- TASK OBJECTIVE
Return only the count of lines in which the word "東京中日スポーツ" appears.

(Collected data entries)
· · · · · · ·

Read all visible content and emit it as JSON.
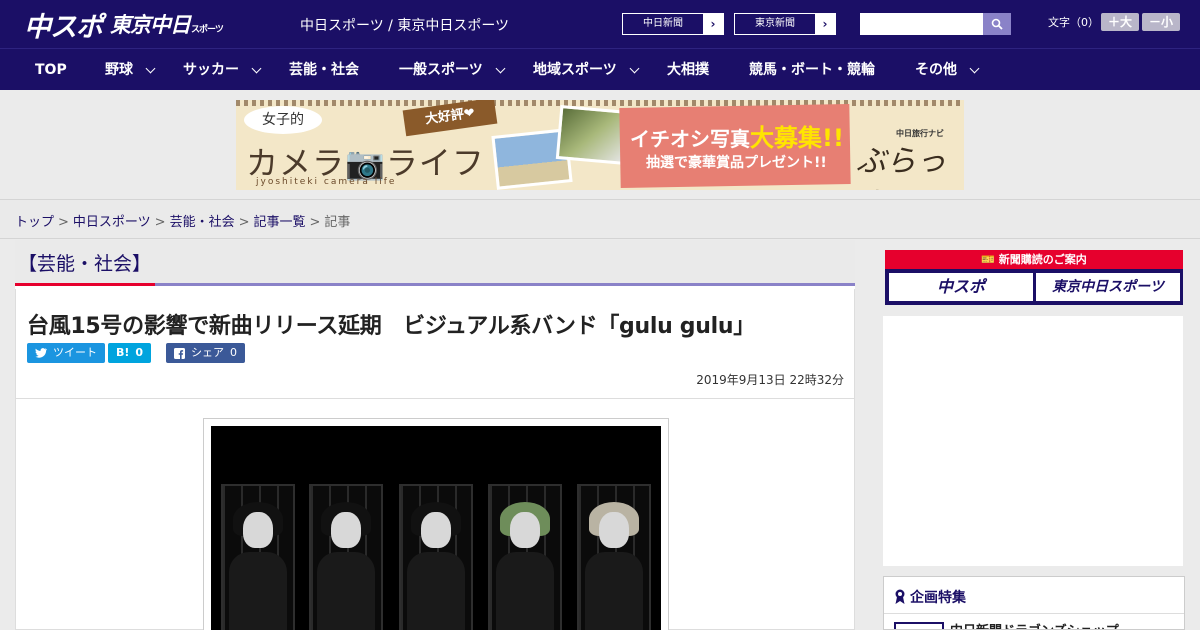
{
  "header": {
    "logo_main": "中スポ",
    "logo_tokyo": "東京中日",
    "logo_tokyo_small": "スポーツ",
    "site_name": "中日スポーツ / 東京中日スポーツ",
    "paper_links": [
      "中日新聞",
      "東京新聞"
    ],
    "search_placeholder": "",
    "font_size_label": "文字（0）",
    "font_bigger": "＋大",
    "font_smaller": "－小"
  },
  "nav": {
    "items": [
      {
        "label": "TOP",
        "has_menu": false
      },
      {
        "label": "野球",
        "has_menu": true
      },
      {
        "label": "サッカー",
        "has_menu": true
      },
      {
        "label": "芸能・社会",
        "has_menu": false
      },
      {
        "label": "一般スポーツ",
        "has_menu": true
      },
      {
        "label": "地域スポーツ",
        "has_menu": true
      },
      {
        "label": "大相撲",
        "has_menu": false
      },
      {
        "label": "競馬・ボート・競輪",
        "has_menu": false
      },
      {
        "label": "その他",
        "has_menu": true
      }
    ]
  },
  "banner": {
    "bubble": "女子的",
    "title": "カメラ📷ライフ",
    "subtitle": "jyoshiteki camera life",
    "ribbon": "大好評❤",
    "promo_line1_a": "イチオシ写真",
    "promo_line1_b": "大募集!!",
    "promo_line2": "抽選で豪華賞品プレゼント!!",
    "brand_small": "中日旅行ナビ",
    "brand": "ぶらっ人"
  },
  "breadcrumb": {
    "items": [
      "トップ",
      "中日スポーツ",
      "芸能・社会",
      "記事一覧"
    ],
    "current": "記事",
    "separator": ">"
  },
  "article": {
    "category": "【芸能・社会】",
    "headline": "台風15号の影響で新曲リリース延期　ビジュアル系バンド「gulu gulu」",
    "share": {
      "tweet": "ツイート",
      "hatena": "B!",
      "hatena_count": "0",
      "facebook": "シェア",
      "facebook_count": "0"
    },
    "date": "2019年9月13日 22時32分"
  },
  "sidebar": {
    "subscribe_header": "新聞購読のご案内",
    "subscribe_buttons": [
      "中スポ",
      "東京中日スポーツ"
    ],
    "feature_title": "企画特集",
    "feature_item": "中日新聞ドラゴンズショップ"
  },
  "colors": {
    "brand_navy": "#1b0f66",
    "accent_red": "#e6002d",
    "accent_lavender": "#8a82c8"
  }
}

· · · · · · ·

- EXERCISE RESPONSE
2